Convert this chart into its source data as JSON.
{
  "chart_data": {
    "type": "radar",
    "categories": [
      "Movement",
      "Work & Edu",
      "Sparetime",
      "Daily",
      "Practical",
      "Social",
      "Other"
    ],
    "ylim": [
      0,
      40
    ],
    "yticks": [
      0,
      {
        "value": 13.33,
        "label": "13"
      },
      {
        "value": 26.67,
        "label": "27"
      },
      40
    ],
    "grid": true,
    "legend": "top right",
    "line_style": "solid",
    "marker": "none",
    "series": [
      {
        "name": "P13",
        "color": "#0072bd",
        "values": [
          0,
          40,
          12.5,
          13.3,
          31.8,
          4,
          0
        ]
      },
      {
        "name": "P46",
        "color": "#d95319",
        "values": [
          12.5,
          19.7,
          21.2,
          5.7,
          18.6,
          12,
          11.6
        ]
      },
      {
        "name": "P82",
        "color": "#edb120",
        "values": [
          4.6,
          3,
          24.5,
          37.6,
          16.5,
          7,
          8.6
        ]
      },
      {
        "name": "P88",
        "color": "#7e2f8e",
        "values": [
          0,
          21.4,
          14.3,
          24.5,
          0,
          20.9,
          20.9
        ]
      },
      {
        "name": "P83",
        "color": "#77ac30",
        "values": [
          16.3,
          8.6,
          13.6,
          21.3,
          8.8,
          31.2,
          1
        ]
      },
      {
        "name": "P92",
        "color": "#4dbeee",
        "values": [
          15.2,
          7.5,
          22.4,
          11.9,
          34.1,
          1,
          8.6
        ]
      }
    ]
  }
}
......
● **What is being asked**: Pick out the lines containing the word "color" and show them.

● **Answer to the exercise**:
        "color": "#0072bd",
        "color": "#d95319",
        "color": "#edb120",
        "color": "#7e2f8e",
        "color": "#77ac30",
        "color": "#4dbeee",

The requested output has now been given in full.